**ACTIVIDADES**.
- 1) ¿Qué datos sobre el fallecimiento de Ladislao Kubala da el texto sobre su muerte? Enuméralos todos.
- 2) Según el texto sobre la muerte de Kubala, ¿cuándo comenzó quien escribe a tratarle?
- 3) ¿Puedes prolongar el texto sobre la muerte de Kubala a partir de su última frase?
[TEXTO PARA ANALIZAR]
Miguel Vidal
Una embolia sufrida hace tres meses le ha causado la muerte.
Ladislao Kubala Stecz, el mejor futbolista de la historia del
Barcelona y uno de los mejores del mundo, fallecía ayer en un
clínica de Barcelona a los 74 años de edad. No es ninguna obviedad
decir que el fútbol está de luto, porque la noticia sin duda habrá
sobrecogido a los aficionados de todo el mundo. Por lo que
representó Ladislao Kubala en su día y por la estela de bonhomía
que dejó a su paso. Por Kubala lloran los aficionados, pero los
amigos tenemos el corazón roto. A mi particularmente es como si se
me hubiera ido un hermano mayor, tal era la amistad que llegó a
unirme con este húngaro universal. Comencé a tratarle cuando
accedió al cargo de seleccionador nacional de fútbol e hice
multitud de viajes con él.
[/TEXTO PARA ANALIZAR]
[DATOS ALMACENADOS]
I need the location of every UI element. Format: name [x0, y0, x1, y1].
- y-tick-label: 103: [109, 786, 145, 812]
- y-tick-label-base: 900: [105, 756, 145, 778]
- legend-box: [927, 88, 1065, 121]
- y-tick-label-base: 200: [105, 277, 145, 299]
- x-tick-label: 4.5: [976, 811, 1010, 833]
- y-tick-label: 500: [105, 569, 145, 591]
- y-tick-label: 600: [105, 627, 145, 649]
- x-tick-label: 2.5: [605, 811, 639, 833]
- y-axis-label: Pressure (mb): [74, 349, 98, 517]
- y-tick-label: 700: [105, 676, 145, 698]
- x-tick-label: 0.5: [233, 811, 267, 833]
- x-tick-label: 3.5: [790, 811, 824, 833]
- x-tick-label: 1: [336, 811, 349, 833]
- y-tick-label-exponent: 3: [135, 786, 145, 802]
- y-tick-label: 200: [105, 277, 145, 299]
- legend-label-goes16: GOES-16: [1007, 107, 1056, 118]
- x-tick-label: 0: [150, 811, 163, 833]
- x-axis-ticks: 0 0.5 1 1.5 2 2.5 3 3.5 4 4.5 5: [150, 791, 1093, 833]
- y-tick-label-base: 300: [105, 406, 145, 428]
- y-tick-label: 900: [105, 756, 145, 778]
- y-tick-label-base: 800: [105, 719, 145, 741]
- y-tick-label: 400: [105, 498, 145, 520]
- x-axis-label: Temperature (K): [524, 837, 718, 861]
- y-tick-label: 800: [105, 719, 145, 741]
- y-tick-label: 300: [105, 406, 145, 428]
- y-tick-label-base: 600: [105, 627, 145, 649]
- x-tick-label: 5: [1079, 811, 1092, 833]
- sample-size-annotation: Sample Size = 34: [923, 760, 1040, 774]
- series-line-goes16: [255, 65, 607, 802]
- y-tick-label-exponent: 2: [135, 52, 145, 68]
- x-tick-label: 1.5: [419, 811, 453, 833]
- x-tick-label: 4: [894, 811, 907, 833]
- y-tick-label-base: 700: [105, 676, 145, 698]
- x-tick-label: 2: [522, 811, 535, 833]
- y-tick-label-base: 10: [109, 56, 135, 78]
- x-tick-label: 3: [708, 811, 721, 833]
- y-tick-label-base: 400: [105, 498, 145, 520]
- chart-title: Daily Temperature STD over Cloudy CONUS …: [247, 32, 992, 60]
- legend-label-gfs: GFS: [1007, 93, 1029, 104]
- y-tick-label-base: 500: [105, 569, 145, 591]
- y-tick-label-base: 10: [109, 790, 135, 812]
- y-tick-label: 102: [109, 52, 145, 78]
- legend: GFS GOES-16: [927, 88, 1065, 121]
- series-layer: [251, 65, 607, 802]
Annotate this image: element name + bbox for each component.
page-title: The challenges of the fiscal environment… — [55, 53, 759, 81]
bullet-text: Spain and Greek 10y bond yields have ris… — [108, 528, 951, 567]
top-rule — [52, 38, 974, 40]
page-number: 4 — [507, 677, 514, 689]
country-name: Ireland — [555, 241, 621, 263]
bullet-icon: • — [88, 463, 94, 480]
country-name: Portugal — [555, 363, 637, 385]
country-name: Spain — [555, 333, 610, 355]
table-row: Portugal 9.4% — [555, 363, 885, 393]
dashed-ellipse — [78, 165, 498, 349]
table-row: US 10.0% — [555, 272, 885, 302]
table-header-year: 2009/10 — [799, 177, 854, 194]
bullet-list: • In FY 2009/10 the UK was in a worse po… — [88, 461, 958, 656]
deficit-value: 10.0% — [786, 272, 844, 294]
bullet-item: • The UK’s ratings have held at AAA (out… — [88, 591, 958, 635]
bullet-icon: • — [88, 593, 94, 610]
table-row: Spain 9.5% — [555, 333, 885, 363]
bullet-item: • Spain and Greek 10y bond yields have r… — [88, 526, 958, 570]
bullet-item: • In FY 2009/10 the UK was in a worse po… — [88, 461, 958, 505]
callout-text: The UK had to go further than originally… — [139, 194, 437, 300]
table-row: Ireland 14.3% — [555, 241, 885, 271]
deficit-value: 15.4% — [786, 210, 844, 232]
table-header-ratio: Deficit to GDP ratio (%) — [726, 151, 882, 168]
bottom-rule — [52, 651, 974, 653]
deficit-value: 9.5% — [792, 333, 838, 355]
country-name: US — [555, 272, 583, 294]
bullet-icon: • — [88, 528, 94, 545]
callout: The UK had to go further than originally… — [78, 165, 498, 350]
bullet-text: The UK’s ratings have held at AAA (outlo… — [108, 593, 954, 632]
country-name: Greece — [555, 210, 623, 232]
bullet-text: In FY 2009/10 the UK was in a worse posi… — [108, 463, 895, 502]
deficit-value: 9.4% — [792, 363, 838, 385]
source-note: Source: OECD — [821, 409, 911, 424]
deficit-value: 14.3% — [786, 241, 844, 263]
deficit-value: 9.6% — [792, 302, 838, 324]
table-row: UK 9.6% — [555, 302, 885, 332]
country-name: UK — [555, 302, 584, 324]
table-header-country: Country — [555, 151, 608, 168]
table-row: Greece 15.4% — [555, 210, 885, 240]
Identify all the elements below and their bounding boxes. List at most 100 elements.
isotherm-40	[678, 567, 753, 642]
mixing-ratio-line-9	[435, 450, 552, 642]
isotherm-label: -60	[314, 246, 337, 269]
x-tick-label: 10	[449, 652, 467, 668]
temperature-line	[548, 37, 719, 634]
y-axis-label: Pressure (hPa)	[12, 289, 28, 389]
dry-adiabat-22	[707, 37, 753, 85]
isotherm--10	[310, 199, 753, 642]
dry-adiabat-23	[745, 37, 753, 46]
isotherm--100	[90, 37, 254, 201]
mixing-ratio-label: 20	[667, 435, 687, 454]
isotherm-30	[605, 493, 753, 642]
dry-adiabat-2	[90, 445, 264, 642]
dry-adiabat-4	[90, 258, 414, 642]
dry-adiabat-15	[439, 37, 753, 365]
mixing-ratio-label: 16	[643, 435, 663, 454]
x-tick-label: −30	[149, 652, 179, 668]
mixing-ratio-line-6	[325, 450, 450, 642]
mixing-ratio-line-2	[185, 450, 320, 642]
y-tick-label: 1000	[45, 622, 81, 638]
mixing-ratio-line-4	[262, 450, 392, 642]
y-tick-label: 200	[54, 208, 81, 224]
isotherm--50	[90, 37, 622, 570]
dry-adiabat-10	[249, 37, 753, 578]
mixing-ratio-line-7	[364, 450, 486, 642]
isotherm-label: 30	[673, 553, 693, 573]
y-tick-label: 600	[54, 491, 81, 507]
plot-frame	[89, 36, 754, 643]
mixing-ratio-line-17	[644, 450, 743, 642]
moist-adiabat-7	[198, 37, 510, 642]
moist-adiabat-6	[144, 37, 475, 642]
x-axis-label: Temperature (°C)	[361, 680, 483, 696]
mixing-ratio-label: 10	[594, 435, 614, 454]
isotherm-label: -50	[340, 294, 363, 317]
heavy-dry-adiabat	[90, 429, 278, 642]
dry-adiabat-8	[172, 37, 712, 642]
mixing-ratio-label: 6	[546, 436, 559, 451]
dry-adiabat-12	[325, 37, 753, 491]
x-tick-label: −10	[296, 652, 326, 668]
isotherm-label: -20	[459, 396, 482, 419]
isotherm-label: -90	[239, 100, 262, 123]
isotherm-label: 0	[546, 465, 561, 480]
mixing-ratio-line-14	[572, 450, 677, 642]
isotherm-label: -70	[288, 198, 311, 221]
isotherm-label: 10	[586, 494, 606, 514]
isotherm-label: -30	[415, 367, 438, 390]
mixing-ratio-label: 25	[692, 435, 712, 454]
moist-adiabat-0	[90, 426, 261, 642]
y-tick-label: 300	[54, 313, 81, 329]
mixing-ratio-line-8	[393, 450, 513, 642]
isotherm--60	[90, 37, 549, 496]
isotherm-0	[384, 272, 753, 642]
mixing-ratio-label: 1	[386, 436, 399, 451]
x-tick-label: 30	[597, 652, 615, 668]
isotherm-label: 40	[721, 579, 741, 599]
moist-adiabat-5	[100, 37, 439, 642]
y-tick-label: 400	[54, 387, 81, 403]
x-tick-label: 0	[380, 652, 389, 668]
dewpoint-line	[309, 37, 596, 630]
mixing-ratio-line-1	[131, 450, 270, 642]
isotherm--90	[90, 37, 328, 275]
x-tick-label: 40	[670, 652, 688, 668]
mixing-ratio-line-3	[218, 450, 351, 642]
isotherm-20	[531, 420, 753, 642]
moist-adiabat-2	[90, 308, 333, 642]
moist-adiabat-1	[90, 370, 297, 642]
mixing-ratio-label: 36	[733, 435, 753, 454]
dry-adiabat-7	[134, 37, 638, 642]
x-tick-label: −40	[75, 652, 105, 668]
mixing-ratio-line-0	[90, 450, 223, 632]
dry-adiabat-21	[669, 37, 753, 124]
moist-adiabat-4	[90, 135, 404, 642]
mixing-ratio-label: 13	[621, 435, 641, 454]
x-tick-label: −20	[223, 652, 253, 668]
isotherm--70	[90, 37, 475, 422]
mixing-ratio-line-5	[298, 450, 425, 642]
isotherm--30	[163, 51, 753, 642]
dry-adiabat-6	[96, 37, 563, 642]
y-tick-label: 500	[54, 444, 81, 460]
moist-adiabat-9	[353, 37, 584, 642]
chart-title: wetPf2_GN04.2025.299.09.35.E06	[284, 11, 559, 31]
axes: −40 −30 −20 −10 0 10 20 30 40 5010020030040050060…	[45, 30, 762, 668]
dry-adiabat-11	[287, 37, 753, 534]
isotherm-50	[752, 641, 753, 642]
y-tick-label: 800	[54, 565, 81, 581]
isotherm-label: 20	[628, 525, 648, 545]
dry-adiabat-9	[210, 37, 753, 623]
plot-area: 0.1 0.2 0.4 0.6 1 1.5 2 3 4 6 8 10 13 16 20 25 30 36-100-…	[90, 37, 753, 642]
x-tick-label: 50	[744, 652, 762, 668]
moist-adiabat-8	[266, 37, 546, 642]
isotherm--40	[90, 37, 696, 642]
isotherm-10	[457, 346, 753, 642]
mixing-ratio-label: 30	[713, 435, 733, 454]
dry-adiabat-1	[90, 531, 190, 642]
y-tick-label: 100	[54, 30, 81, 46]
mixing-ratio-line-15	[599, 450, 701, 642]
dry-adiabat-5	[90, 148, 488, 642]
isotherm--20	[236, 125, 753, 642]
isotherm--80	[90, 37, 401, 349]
[/DATOS ALMACENADOS]
**RESPUESTAS**.
- 1)
- Causa: una embolia sufrida hace tres meses.
- Fecha: ayer.
- Lugar: una clínica de Barcelona.
- Edad: 74 años.

- 2) Cuando Kubala accedió al cargo de seleccionador nacional de fútbol.

- 3)
Alguno de esos viajes marcaría nuestras vidas para siempre, como aquél en que yendo a un partido Grecia-Yugoslavia en Atenas nos sorprendió en la escala de Roma un atentado fedayín a un avión de la Pan Am, con el resultado de ochenta muertos. O aquél otro a Belfast para un Irlanda del Norte-URSS cuando las luchas religiosas estaban en su punto álgido. O aquél a Split para un Yugoslavia-Austria en el que Miljan Miljanic nos tendió el cebo de dos mujeres de postín. Pero ningún viaje como el que hice a su pasado. Lazsi tenía pánico a viajar a Hungria. Siempre lo tuvo, incluso cuando el fútbol le llevó una vez a Budapest con la selección española. Entonces apenas salió del hotel, en la isla Margarita, enmedio del rio Danubio, equidistante tanto del barrio de Pest, donde vino al mundo el 10 de junio de 1927, como del de Buda, donde vive su gran amigo Ferenc Puskas. El hotel era como tierra de nadie.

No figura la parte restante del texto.